**Information shown**
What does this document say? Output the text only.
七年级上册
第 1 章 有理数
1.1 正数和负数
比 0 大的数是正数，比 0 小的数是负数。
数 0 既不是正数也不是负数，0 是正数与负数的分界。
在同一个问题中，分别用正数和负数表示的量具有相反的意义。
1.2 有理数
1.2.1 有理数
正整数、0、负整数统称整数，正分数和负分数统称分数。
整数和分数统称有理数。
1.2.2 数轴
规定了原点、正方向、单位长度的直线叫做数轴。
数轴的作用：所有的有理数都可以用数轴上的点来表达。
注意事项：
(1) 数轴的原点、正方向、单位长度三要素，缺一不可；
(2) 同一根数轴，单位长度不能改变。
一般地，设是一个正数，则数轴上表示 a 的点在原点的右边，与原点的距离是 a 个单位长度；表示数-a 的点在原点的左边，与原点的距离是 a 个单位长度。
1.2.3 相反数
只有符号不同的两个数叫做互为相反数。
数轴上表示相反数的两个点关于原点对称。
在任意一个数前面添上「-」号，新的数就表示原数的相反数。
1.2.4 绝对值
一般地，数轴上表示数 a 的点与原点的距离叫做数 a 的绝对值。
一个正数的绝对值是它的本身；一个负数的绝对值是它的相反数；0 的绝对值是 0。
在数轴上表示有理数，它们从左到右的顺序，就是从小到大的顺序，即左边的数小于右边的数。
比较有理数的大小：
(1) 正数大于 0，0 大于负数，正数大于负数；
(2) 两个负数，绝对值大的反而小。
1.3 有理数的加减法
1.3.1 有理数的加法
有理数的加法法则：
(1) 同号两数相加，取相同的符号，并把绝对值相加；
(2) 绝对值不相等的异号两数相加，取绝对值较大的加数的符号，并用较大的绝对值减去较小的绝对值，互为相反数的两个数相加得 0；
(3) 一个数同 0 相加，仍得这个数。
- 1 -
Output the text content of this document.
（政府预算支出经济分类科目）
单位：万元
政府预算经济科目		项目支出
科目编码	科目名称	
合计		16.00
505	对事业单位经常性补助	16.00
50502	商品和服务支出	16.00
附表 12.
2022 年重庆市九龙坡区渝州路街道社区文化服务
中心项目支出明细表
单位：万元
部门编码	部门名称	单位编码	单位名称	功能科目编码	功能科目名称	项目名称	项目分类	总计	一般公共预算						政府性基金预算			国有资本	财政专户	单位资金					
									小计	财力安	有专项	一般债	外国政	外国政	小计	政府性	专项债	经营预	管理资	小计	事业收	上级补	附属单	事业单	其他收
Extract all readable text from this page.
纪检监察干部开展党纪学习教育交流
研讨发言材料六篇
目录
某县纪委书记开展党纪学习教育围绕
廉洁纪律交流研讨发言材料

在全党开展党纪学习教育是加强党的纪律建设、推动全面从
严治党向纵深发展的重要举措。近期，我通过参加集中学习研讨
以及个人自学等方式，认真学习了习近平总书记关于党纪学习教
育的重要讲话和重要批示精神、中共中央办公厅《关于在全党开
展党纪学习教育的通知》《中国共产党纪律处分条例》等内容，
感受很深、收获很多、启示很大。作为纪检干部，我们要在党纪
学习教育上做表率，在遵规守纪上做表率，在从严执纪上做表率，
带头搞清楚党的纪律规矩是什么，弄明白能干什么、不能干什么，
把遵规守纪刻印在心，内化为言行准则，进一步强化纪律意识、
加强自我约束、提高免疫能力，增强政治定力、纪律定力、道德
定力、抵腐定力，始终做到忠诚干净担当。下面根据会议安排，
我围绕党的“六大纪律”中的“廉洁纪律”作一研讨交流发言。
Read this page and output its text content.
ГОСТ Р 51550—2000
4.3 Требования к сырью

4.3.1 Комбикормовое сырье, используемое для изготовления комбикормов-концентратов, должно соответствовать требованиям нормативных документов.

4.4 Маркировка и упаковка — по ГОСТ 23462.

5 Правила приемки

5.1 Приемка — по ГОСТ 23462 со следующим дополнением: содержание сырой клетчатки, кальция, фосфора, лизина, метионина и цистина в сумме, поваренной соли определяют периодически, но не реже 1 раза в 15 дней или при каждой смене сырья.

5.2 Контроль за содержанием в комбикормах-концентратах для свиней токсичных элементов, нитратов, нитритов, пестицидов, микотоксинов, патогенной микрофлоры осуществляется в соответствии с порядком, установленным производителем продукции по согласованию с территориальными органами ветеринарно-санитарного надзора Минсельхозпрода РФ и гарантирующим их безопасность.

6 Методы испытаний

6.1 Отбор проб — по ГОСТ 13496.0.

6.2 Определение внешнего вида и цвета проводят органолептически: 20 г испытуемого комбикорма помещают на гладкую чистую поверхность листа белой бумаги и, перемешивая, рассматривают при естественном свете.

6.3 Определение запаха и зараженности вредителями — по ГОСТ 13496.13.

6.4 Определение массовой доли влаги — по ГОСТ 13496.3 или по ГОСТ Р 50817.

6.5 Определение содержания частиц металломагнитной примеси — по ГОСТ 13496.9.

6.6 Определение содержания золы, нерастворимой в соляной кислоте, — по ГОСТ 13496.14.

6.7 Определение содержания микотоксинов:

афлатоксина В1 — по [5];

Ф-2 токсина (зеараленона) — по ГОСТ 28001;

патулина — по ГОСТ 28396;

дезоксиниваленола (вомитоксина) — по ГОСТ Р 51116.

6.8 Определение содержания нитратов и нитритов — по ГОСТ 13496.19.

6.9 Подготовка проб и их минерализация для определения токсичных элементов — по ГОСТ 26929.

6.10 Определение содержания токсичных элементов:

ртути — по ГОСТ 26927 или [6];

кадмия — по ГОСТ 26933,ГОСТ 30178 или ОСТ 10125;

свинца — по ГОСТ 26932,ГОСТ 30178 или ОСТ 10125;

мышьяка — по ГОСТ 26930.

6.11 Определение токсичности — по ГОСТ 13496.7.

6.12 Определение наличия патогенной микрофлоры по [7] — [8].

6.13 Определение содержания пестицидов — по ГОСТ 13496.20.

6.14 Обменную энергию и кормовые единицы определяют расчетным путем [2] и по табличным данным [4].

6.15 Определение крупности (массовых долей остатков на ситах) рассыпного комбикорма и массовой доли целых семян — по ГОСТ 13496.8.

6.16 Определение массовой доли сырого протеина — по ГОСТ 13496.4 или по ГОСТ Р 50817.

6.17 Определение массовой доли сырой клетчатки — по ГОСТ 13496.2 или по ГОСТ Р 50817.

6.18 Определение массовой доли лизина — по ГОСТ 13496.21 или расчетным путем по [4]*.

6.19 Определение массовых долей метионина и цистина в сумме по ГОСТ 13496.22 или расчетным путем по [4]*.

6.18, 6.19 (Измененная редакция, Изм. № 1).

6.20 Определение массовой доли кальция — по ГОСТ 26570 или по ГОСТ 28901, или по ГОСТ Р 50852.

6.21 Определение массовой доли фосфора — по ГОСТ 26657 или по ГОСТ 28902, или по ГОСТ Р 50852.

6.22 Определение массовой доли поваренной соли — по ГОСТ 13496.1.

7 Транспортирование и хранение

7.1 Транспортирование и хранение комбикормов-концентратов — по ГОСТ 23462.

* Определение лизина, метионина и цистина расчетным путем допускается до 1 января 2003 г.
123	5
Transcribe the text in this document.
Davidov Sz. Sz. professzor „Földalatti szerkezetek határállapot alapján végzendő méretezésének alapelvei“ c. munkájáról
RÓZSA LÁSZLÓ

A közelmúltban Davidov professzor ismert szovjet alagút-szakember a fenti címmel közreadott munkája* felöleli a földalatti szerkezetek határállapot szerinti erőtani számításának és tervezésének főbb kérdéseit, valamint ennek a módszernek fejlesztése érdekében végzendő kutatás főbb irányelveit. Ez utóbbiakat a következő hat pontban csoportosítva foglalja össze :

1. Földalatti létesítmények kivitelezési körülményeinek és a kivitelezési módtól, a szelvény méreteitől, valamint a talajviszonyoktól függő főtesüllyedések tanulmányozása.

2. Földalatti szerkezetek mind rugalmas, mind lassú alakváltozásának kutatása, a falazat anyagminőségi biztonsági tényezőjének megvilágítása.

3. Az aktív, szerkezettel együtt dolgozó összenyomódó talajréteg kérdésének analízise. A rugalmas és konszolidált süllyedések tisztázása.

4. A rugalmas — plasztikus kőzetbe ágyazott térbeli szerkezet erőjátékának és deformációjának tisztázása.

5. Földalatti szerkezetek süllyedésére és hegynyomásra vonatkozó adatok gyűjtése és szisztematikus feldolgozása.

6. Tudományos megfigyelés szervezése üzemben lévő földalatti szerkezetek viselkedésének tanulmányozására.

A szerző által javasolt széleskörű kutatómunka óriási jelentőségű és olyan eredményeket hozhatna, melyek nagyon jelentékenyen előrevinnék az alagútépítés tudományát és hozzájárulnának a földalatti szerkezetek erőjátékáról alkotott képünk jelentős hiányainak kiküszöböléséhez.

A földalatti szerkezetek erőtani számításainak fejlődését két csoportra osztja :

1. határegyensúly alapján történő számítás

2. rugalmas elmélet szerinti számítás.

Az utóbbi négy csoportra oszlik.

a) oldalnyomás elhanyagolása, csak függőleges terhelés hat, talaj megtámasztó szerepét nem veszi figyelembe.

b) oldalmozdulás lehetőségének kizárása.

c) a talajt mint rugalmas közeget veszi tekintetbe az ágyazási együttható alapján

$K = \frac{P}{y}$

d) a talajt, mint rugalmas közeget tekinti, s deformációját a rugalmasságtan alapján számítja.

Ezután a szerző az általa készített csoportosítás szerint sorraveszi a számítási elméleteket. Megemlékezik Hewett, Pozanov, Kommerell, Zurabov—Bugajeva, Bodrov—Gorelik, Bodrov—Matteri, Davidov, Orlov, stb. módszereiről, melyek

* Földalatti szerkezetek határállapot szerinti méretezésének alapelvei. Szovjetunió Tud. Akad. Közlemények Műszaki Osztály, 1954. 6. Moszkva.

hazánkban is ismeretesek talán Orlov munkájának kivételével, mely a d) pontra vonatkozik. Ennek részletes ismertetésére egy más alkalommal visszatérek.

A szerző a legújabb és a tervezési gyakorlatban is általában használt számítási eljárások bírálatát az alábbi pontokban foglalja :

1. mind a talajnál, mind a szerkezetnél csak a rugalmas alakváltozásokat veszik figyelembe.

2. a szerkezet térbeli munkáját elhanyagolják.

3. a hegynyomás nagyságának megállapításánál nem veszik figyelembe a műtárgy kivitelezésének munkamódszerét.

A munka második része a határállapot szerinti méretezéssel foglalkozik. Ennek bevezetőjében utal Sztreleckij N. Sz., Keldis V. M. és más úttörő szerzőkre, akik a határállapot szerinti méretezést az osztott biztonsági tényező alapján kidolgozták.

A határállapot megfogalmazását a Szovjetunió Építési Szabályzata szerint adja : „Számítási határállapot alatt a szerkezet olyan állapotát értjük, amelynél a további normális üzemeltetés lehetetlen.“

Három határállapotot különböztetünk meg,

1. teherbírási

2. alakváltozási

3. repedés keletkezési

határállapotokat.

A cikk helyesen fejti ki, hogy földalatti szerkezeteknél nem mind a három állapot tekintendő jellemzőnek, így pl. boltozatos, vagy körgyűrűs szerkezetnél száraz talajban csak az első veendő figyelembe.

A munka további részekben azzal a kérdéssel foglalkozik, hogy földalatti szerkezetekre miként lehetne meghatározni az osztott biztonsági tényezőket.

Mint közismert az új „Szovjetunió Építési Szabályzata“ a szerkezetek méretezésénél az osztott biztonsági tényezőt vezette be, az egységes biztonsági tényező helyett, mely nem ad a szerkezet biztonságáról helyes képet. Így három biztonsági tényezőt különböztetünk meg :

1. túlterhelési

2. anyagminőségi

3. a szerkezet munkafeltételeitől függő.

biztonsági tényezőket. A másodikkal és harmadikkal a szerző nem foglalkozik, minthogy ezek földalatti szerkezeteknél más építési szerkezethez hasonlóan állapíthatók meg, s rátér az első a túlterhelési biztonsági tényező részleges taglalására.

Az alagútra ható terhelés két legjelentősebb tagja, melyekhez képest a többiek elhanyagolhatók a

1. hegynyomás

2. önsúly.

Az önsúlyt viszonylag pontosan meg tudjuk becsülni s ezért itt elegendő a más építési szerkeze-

**Aim of the exercise**
Count how many lines hold the string "лизина" and give that number alone.

**Solution to this exercise**
3